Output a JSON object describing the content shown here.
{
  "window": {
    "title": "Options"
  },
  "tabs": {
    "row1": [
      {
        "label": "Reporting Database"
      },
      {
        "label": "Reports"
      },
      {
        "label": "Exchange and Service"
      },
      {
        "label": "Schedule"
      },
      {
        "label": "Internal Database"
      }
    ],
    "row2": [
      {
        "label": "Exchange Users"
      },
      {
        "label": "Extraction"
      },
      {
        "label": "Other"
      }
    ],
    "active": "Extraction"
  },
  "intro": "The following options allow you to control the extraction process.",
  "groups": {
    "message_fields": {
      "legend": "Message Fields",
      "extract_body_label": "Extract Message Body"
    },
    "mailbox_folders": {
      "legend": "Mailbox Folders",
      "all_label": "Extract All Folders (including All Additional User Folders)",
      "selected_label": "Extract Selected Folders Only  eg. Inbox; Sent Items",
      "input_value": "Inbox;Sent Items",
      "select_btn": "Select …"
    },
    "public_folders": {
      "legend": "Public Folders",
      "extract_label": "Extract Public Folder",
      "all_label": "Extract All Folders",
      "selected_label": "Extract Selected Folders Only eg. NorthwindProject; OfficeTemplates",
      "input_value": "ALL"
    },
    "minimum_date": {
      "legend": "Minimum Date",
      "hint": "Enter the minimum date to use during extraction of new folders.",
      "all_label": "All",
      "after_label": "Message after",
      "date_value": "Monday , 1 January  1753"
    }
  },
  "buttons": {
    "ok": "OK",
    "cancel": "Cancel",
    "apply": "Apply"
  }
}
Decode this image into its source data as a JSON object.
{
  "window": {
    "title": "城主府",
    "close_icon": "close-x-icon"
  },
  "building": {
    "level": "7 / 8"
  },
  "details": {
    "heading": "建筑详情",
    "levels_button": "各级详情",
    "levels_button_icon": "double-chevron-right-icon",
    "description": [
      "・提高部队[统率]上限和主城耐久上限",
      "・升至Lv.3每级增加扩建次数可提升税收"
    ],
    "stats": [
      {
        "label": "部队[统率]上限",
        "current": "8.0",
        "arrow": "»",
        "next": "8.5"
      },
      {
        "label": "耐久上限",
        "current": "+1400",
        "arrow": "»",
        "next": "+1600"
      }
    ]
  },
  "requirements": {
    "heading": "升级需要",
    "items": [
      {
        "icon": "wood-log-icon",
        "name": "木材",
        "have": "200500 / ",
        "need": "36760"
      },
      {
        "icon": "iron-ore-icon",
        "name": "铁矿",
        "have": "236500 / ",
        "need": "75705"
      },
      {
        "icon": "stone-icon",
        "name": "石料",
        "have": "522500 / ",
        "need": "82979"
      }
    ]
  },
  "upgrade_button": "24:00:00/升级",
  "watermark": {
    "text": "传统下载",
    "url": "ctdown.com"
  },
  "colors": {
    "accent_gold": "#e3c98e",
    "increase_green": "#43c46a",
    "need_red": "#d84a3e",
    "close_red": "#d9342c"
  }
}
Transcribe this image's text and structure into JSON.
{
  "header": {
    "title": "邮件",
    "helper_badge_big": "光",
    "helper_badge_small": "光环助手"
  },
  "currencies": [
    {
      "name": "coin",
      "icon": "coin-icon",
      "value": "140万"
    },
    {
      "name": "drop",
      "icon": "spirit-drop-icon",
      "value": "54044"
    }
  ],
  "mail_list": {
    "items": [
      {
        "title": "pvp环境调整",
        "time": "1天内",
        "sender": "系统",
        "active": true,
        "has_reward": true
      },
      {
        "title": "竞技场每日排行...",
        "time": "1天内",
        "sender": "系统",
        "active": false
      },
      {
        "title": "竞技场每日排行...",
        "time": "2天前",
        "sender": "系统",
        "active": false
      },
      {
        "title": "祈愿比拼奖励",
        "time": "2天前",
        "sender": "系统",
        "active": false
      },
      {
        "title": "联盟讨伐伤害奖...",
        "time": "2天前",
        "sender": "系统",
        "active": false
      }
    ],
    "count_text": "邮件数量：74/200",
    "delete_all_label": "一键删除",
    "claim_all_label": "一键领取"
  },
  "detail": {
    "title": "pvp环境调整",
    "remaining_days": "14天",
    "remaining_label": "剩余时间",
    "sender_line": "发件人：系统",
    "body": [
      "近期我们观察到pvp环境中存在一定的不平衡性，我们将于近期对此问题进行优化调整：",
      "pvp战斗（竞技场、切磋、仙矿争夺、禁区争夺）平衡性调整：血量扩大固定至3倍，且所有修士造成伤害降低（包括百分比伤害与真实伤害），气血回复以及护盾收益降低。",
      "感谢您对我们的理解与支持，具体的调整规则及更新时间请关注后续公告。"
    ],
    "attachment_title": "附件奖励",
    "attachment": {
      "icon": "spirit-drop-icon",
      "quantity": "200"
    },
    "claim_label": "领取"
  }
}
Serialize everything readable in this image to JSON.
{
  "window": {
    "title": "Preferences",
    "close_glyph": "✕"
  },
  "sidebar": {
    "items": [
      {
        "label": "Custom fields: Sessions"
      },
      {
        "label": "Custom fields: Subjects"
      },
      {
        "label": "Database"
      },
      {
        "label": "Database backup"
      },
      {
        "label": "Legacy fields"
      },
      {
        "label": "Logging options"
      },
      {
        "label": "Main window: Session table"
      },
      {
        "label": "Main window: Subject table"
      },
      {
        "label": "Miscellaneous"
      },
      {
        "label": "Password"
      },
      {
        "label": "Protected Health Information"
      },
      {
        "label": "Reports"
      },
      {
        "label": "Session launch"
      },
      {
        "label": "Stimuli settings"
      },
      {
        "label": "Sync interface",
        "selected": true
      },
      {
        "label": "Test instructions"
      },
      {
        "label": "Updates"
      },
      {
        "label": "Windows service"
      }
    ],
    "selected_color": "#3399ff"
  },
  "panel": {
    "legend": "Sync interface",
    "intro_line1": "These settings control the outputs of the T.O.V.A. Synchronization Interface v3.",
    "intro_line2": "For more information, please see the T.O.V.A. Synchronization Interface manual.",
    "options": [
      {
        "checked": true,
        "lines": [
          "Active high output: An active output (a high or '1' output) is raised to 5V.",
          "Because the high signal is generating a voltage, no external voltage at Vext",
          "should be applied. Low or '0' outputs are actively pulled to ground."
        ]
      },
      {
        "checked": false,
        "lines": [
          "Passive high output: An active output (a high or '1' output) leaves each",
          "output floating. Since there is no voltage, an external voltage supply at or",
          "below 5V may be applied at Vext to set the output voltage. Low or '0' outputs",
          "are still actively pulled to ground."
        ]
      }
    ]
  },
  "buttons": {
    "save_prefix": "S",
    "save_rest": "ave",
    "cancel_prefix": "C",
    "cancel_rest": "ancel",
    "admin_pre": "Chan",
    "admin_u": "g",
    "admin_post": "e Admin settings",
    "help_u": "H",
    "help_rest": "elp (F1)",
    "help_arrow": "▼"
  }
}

________________________

Only lines holding the string "name" are wanted; gather each one from the entries above.

__COMPLETE OUTPUT__:
        "name": "木材",
        "name": "铁矿",
        "name": "石料",
      "name": "coin",
      "name": "drop",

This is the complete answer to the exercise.